> **Working data**

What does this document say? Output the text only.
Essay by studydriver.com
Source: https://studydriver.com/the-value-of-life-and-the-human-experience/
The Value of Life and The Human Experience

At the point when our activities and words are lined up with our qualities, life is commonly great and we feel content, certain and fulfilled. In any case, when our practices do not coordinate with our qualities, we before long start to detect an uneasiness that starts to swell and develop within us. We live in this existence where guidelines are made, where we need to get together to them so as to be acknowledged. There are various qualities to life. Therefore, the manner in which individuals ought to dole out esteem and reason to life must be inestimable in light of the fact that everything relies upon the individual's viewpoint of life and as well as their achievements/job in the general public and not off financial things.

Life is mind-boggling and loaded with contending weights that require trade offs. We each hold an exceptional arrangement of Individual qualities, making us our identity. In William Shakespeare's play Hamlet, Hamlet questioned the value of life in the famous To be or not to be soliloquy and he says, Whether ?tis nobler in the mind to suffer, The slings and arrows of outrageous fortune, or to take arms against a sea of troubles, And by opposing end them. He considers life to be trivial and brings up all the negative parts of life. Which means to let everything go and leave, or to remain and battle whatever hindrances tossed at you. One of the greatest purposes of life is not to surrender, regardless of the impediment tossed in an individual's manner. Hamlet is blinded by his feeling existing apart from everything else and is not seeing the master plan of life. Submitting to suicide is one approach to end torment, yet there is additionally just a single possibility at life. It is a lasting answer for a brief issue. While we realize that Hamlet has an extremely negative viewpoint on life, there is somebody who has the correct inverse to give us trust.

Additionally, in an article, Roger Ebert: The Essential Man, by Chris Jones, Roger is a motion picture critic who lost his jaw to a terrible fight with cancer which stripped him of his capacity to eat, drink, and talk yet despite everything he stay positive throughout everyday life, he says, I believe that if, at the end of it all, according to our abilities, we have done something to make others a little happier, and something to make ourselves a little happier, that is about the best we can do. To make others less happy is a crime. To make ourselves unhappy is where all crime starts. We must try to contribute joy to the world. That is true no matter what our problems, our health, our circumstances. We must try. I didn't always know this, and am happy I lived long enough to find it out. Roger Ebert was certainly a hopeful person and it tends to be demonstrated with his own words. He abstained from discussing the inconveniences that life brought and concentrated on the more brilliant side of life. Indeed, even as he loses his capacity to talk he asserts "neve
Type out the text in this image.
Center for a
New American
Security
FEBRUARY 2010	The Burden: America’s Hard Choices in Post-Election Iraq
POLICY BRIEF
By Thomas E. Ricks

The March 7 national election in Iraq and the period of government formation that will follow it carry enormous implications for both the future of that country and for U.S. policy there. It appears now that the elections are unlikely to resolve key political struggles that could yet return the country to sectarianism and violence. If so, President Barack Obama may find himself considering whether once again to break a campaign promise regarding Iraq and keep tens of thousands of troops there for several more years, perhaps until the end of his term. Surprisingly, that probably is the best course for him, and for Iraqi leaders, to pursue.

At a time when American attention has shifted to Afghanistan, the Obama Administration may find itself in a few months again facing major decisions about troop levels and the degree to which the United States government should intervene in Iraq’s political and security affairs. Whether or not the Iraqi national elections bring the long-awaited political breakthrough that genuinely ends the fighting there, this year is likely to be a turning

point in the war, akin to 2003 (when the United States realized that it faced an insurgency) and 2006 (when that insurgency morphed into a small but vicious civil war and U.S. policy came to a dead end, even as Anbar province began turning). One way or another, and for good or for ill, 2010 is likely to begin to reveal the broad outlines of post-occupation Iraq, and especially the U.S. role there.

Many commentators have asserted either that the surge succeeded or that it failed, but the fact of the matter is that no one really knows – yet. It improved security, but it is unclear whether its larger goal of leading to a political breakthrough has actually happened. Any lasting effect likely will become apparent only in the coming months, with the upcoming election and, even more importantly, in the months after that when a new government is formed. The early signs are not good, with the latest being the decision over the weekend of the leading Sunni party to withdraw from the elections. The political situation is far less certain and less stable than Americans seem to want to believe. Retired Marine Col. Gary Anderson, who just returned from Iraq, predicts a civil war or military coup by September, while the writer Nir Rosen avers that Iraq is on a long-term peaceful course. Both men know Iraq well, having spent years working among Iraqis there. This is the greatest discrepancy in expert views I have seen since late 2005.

> **Given request**
Identify the lines that hold the word "studydriver". Copy every one of them.

> **Solution for this problem**
Essay by studydriver.com
Source: https://studydriver.com/the-value-of-life-and-the-human-experience/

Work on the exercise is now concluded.